[Listing start]

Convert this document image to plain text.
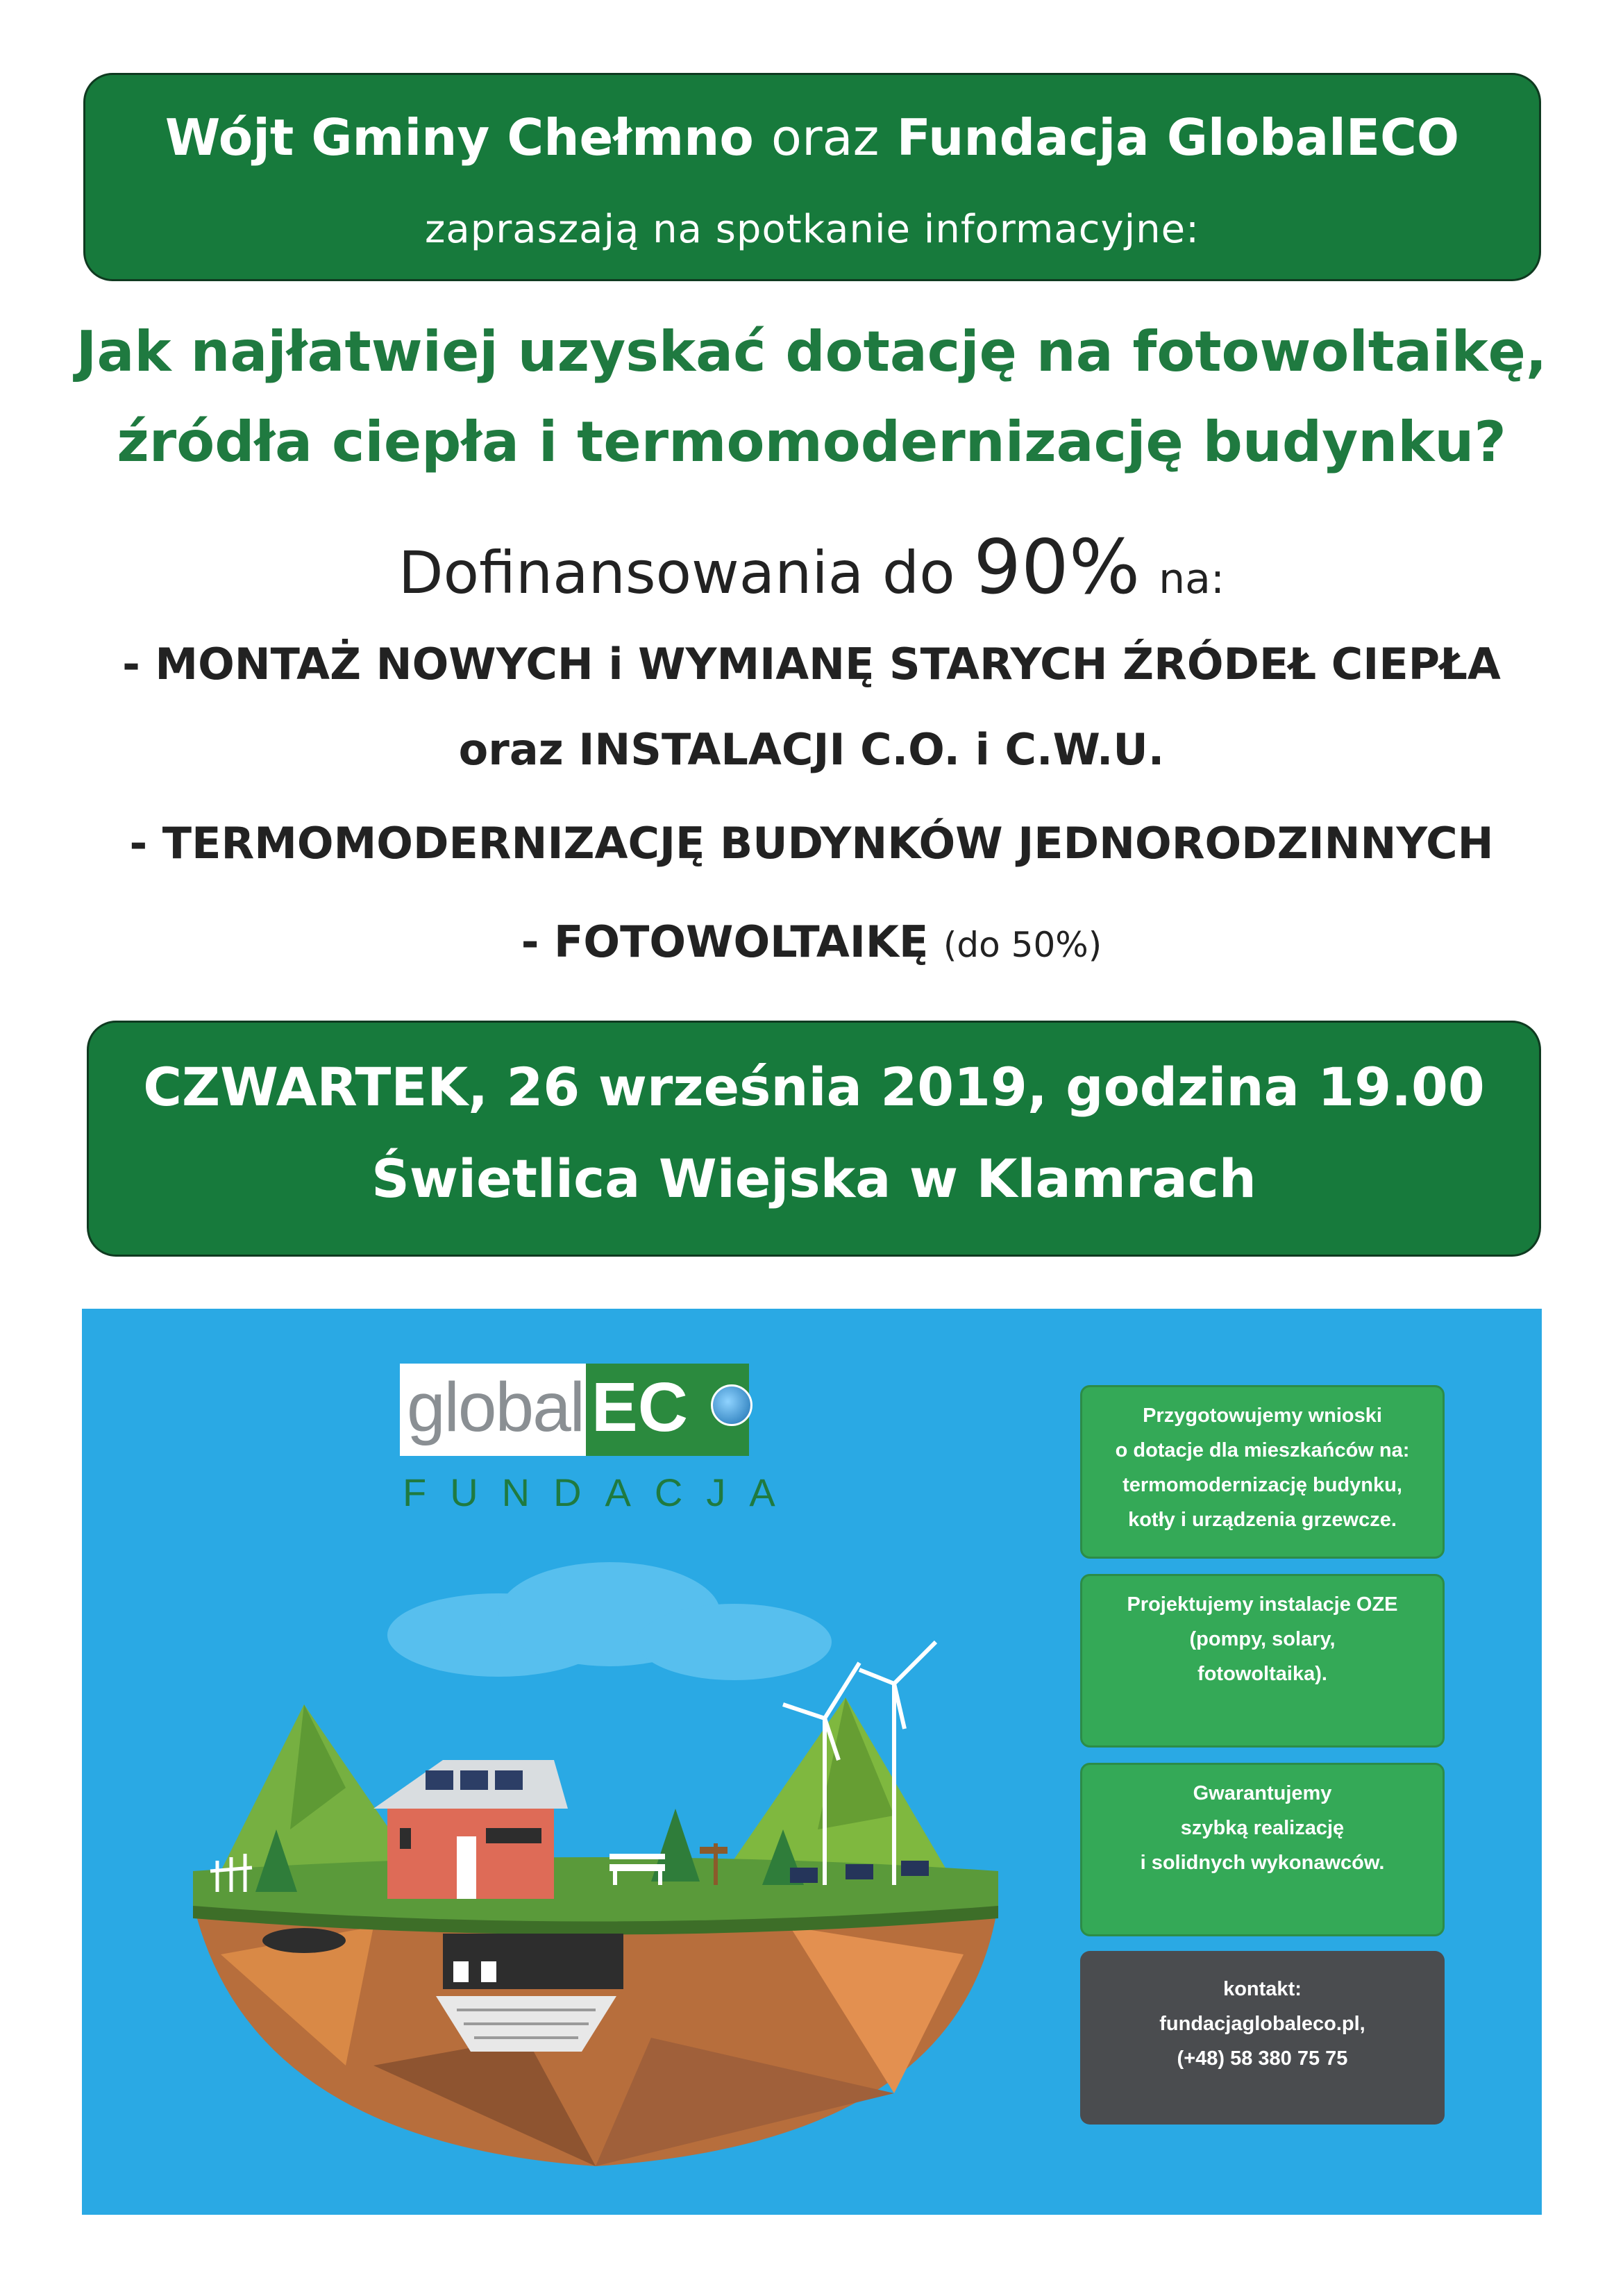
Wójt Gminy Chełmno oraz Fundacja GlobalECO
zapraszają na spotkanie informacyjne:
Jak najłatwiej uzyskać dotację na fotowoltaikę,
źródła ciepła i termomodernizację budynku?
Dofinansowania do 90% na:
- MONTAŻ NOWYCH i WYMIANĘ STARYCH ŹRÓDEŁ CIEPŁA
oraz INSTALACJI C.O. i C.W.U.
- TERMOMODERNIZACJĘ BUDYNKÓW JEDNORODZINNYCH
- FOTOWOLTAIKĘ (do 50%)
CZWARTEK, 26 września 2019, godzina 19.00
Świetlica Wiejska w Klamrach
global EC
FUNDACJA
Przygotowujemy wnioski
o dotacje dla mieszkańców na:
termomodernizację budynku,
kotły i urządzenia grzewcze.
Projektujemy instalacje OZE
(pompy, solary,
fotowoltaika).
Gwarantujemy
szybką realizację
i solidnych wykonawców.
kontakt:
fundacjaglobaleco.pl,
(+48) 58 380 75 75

[Listing end]

* Directive
Which lines contain "oraz"? Show each of them.

* Worked answer
Wójt Gminy Chełmno oraz Fundacja GlobalECO
oraz INSTALACJI C.O. i C.W.U.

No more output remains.